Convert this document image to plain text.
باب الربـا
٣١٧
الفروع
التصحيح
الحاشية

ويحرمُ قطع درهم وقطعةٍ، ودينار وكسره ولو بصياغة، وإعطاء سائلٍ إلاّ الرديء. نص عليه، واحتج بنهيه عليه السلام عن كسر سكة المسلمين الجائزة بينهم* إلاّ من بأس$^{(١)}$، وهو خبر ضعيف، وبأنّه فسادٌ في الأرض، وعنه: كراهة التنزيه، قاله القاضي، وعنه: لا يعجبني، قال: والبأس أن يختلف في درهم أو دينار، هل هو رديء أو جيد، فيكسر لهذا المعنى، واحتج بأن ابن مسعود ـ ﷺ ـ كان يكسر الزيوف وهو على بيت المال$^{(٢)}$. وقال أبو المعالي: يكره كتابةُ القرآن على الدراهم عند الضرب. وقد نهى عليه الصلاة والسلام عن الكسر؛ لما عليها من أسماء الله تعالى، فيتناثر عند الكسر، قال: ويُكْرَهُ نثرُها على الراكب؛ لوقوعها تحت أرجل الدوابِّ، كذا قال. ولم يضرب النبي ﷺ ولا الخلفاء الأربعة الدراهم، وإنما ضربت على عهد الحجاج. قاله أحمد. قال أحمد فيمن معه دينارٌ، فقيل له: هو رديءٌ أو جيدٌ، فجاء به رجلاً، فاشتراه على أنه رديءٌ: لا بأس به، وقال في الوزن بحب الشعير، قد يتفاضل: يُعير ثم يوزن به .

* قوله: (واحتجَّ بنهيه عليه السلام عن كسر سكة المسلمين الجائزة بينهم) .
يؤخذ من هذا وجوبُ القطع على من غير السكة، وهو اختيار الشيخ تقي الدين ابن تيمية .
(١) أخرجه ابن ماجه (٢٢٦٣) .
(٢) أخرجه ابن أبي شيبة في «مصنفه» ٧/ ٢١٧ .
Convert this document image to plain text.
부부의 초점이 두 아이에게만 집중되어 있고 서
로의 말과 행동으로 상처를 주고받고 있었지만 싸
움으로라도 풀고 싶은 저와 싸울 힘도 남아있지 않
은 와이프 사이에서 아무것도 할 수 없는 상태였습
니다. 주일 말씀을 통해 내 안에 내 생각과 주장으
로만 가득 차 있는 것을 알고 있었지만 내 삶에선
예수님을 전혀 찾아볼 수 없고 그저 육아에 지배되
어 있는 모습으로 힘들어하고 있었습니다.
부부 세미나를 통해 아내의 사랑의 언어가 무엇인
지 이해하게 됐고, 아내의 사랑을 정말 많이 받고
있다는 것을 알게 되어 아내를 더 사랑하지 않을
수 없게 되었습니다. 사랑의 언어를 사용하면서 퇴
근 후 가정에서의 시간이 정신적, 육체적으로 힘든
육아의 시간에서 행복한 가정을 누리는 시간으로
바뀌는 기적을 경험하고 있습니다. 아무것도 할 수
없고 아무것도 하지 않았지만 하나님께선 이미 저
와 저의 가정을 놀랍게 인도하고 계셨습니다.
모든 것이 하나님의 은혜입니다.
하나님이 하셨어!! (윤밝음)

--

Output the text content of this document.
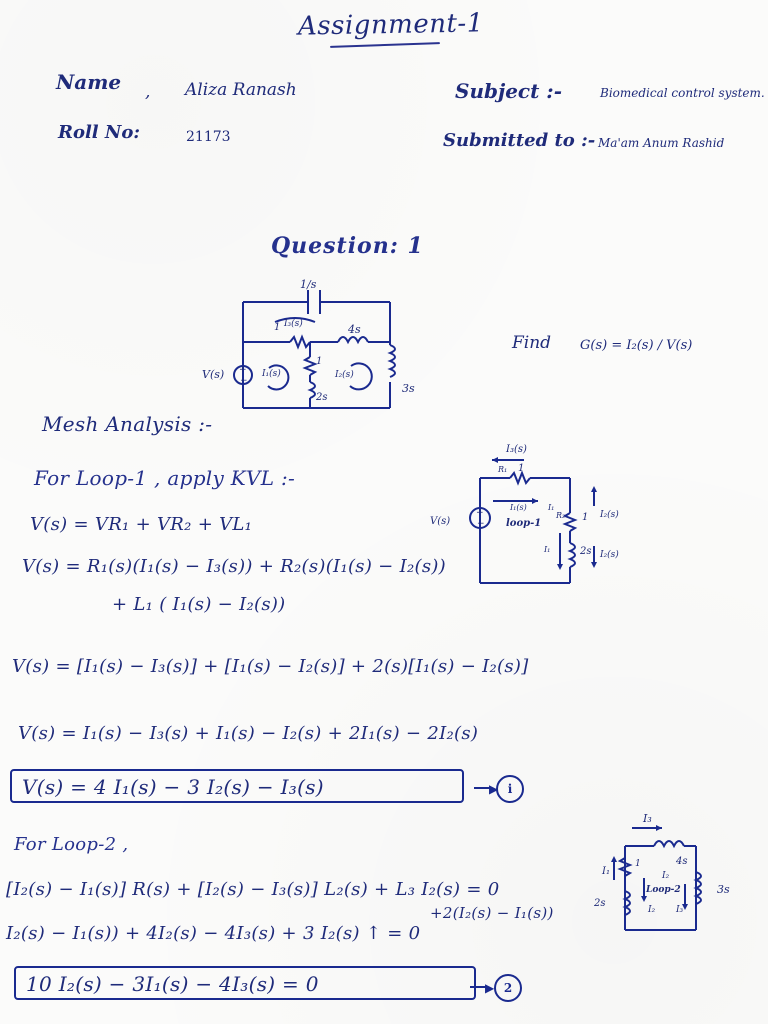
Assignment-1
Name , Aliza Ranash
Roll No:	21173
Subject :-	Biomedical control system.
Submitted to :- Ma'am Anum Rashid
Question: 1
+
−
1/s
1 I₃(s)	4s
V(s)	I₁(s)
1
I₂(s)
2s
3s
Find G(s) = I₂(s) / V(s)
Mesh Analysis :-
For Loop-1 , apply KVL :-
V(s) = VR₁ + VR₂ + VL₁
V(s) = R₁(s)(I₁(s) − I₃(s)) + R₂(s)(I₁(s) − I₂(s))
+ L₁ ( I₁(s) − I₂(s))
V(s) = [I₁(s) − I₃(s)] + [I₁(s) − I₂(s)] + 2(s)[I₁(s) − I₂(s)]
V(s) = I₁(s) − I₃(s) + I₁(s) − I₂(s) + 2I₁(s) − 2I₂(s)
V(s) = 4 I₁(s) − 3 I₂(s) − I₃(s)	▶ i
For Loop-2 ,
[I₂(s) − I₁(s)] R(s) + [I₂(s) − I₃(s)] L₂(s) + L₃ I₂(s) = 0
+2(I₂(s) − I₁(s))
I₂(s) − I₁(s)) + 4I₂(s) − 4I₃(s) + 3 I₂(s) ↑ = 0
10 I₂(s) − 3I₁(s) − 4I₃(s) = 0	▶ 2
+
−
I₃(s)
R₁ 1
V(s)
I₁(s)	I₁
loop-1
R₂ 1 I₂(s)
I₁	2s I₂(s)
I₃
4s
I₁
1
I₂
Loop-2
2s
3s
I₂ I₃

(Set task) Extract from the material all lines containing the string "아무것도".

(Solution)
은 와이프 사이에서 아무것도 할 수 없는 상태였습
바뀌는 기적을 경험하고 있습니다. 아무것도 할 수
없고 아무것도 하지 않았지만 하나님께선 이미 저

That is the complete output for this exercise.